_Given request_.
Images must not appear in your copy; reproduce every other part of the records exactly.

_Recorded information_.

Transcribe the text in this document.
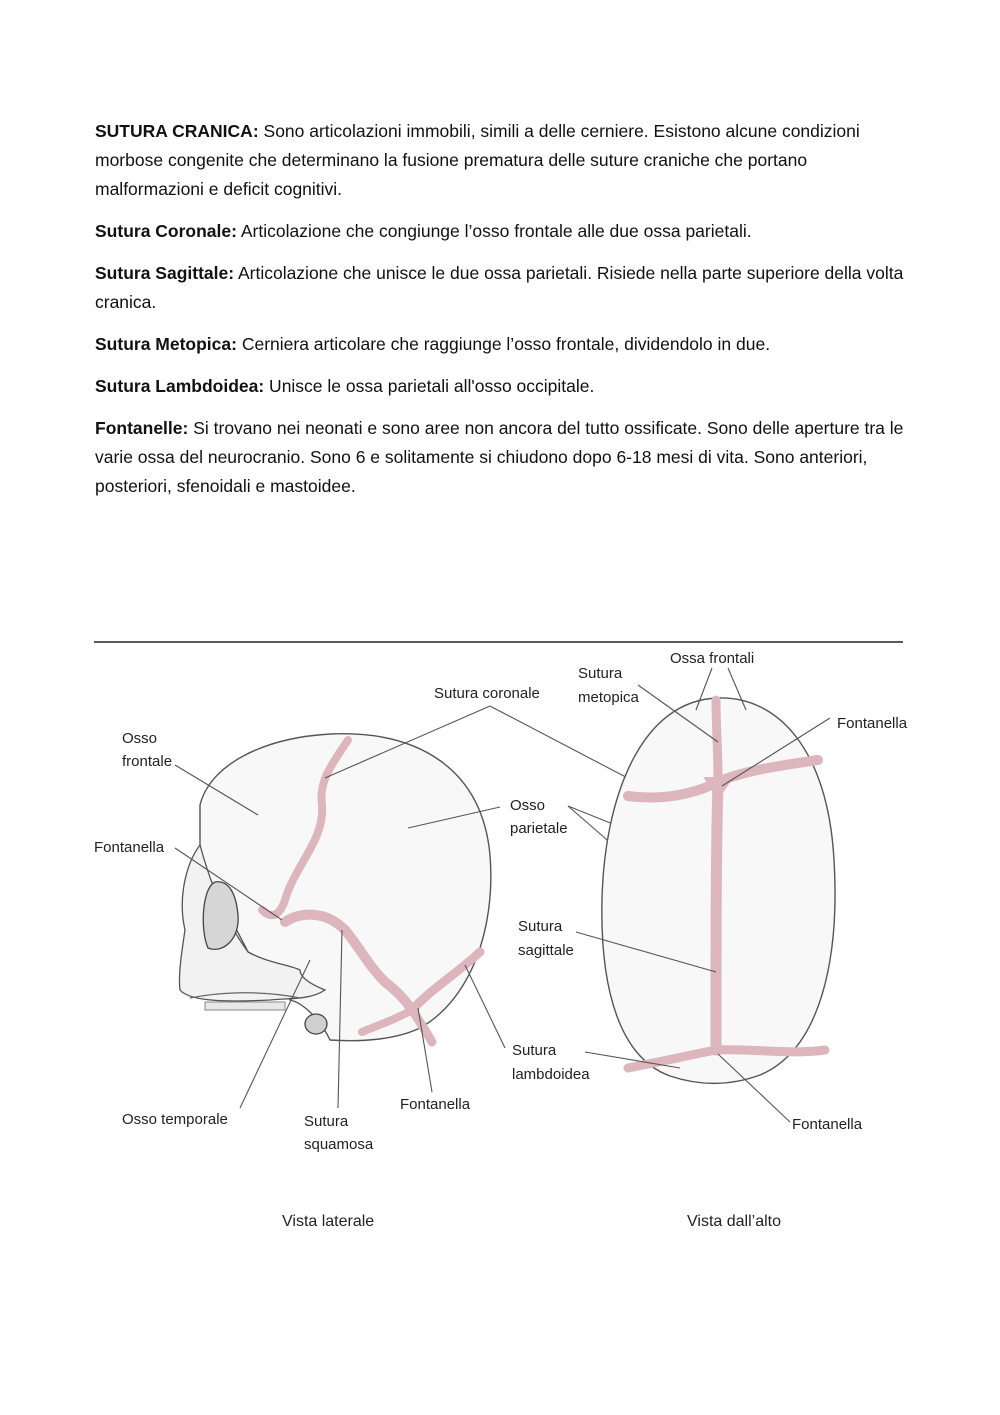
SUTURA CRANICA: Sono articolazioni immobili, simili a delle cerniere. Esistono alcune condizioni morbose congenite che determinano la fusione prematura delle suture craniche che portano malformazioni e deficit cognitivi.

Sutura Coronale: Articolazione che congiunge l’osso frontale alle due ossa parietali.

Sutura Sagittale: Articolazione che unisce le due ossa parietali. Risiede nella parte superiore della volta cranica.

Sutura Metopica: Cerniera articolare che raggiunge l’osso frontale, dividendolo in due.

Sutura Lambdoidea: Unisce le ossa parietali all'osso occipitale.

Fontanelle: Si trovano nei neonati e sono aree non ancora del tutto ossificate. Sono delle aperture tra le varie ossa del neurocranio. Sono 6 e solitamente si chiudono dopo 6-18 mesi di vita. Sono anteriori, posteriori, sfenoidali e mastoidee.

Sutura coronale
Osso
frontale
Fontanella
Osso
parietale
Osso temporale	Sutura
squamosa
Fontanella
Sutura
lambdoidea
Vista laterale
Sutura
metopica
Ossa frontali
Fontanella
Sutura
sagittale
Fontanella
Vista dall’alto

_Answer below_.
Transcribe the text in this document.
SUTURA CRANICA: Sono articolazioni immobili, simili a delle cerniere. Esistono alcune condizioni morbose congenite che determinano la fusione prematura delle suture craniche che portano malformazioni e deficit cognitivi.

Sutura Coronale: Articolazione che congiunge l’osso frontale alle due ossa parietali.

Sutura Sagittale: Articolazione che unisce le due ossa parietali. Risiede nella parte superiore della volta cranica.

Sutura Metopica: Cerniera articolare che raggiunge l’osso frontale, dividendolo in due.

Sutura Lambdoidea: Unisce le ossa parietali all'osso occipitale.

Fontanelle: Si trovano nei neonati e sono aree non ancora del tutto ossificate. Sono delle aperture tra le varie ossa del neurocranio. Sono 6 e solitamente si chiudono dopo 6-18 mesi di vita. Sono anteriori, posteriori, sfenoidali e mastoidee.

Sutura coronale
Osso
frontale
Fontanella
Osso
parietale
Osso temporale	Sutura
squamosa
Fontanella
Sutura
lambdoidea
Vista laterale
Sutura
metopica
Ossa frontali
Fontanella
Sutura
sagittale
Fontanella
Vista dall’alto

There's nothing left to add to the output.